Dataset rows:
● ● ● ●

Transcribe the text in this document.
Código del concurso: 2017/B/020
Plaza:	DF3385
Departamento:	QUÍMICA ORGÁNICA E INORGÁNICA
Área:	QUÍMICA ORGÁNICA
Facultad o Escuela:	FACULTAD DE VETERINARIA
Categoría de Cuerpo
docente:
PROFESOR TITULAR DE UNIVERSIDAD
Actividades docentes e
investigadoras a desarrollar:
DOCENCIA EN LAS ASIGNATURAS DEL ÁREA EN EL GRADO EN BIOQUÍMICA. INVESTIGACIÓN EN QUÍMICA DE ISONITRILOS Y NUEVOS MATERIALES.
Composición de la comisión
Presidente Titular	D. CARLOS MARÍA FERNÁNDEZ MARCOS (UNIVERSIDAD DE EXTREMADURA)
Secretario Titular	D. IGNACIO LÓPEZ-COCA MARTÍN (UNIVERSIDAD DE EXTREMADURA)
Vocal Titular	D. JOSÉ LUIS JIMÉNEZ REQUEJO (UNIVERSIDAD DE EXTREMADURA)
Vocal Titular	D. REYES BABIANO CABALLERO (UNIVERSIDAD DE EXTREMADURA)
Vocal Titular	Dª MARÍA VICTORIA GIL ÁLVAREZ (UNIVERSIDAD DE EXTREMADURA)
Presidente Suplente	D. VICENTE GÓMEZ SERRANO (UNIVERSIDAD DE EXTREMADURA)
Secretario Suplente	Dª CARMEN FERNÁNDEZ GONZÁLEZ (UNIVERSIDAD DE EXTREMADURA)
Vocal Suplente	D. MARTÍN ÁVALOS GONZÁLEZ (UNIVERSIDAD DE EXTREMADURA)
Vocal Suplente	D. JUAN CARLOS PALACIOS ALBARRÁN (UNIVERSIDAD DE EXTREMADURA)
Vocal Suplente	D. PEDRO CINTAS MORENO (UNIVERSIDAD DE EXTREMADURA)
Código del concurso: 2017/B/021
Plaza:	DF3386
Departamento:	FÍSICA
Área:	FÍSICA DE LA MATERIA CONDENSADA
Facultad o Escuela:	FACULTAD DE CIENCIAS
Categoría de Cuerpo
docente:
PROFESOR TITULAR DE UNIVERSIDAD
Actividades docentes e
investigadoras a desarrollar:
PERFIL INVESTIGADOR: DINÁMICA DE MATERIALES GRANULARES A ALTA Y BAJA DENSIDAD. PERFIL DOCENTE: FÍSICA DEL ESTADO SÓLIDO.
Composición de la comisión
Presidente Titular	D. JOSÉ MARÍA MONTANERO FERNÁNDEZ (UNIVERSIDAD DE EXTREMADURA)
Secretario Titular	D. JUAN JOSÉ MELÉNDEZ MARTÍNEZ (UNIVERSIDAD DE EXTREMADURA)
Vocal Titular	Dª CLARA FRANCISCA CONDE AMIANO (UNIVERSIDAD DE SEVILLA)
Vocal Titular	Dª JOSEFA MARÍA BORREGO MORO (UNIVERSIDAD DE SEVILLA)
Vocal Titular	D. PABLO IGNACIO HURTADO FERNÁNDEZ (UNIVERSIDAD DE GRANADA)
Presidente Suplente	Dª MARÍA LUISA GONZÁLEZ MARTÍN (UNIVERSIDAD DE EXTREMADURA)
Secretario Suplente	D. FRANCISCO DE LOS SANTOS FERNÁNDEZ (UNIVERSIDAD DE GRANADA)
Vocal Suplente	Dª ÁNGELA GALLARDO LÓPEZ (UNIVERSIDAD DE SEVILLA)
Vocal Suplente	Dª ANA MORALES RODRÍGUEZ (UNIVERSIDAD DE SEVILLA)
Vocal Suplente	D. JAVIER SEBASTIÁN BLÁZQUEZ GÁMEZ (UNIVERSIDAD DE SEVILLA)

● ● ● ●

**REQUIREMENT:**
Extract all of the data above without altering anything.

**ANSWER FOR THIS EXERCISE:**
Transcribe the text in this document.
Código del concurso: 2017/B/020
Plaza:	DF3385
Departamento:	QUÍMICA ORGÁNICA E INORGÁNICA
Área:	QUÍMICA ORGÁNICA
Facultad o Escuela:	FACULTAD DE VETERINARIA
Categoría de Cuerpo
docente:
PROFESOR TITULAR DE UNIVERSIDAD
Actividades docentes e
investigadoras a desarrollar:
DOCENCIA EN LAS ASIGNATURAS DEL ÁREA EN EL GRADO EN BIOQUÍMICA. INVESTIGACIÓN EN QUÍMICA DE ISONITRILOS Y NUEVOS MATERIALES.
Composición de la comisión
Presidente Titular	D. CARLOS MARÍA FERNÁNDEZ MARCOS (UNIVERSIDAD DE EXTREMADURA)
Secretario Titular	D. IGNACIO LÓPEZ-COCA MARTÍN (UNIVERSIDAD DE EXTREMADURA)
Vocal Titular	D. JOSÉ LUIS JIMÉNEZ REQUEJO (UNIVERSIDAD DE EXTREMADURA)
Vocal Titular	D. REYES BABIANO CABALLERO (UNIVERSIDAD DE EXTREMADURA)
Vocal Titular	Dª MARÍA VICTORIA GIL ÁLVAREZ (UNIVERSIDAD DE EXTREMADURA)
Presidente Suplente	D. VICENTE GÓMEZ SERRANO (UNIVERSIDAD DE EXTREMADURA)
Secretario Suplente	Dª CARMEN FERNÁNDEZ GONZÁLEZ (UNIVERSIDAD DE EXTREMADURA)
Vocal Suplente	D. MARTÍN ÁVALOS GONZÁLEZ (UNIVERSIDAD DE EXTREMADURA)
Vocal Suplente	D. JUAN CARLOS PALACIOS ALBARRÁN (UNIVERSIDAD DE EXTREMADURA)
Vocal Suplente	D. PEDRO CINTAS MORENO (UNIVERSIDAD DE EXTREMADURA)
Código del concurso: 2017/B/021
Plaza:	DF3386
Departamento:	FÍSICA
Área:	FÍSICA DE LA MATERIA CONDENSADA
Facultad o Escuela:	FACULTAD DE CIENCIAS
Categoría de Cuerpo
docente:
PROFESOR TITULAR DE UNIVERSIDAD
Actividades docentes e
investigadoras a desarrollar:
PERFIL INVESTIGADOR: DINÁMICA DE MATERIALES GRANULARES A ALTA Y BAJA DENSIDAD. PERFIL DOCENTE: FÍSICA DEL ESTADO SÓLIDO.
Composición de la comisión
Presidente Titular	D. JOSÉ MARÍA MONTANERO FERNÁNDEZ (UNIVERSIDAD DE EXTREMADURA)
Secretario Titular	D. JUAN JOSÉ MELÉNDEZ MARTÍNEZ (UNIVERSIDAD DE EXTREMADURA)
Vocal Titular	Dª CLARA FRANCISCA CONDE AMIANO (UNIVERSIDAD DE SEVILLA)
Vocal Titular	Dª JOSEFA MARÍA BORREGO MORO (UNIVERSIDAD DE SEVILLA)
Vocal Titular	D. PABLO IGNACIO HURTADO FERNÁNDEZ (UNIVERSIDAD DE GRANADA)
Presidente Suplente	Dª MARÍA LUISA GONZÁLEZ MARTÍN (UNIVERSIDAD DE EXTREMADURA)
Secretario Suplente	D. FRANCISCO DE LOS SANTOS FERNÁNDEZ (UNIVERSIDAD DE GRANADA)
Vocal Suplente	Dª ÁNGELA GALLARDO LÓPEZ (UNIVERSIDAD DE SEVILLA)
Vocal Suplente	Dª ANA MORALES RODRÍGUEZ (UNIVERSIDAD DE SEVILLA)
Vocal Suplente	D. JAVIER SEBASTIÁN BLÁZQUEZ GÁMEZ (UNIVERSIDAD DE SEVILLA)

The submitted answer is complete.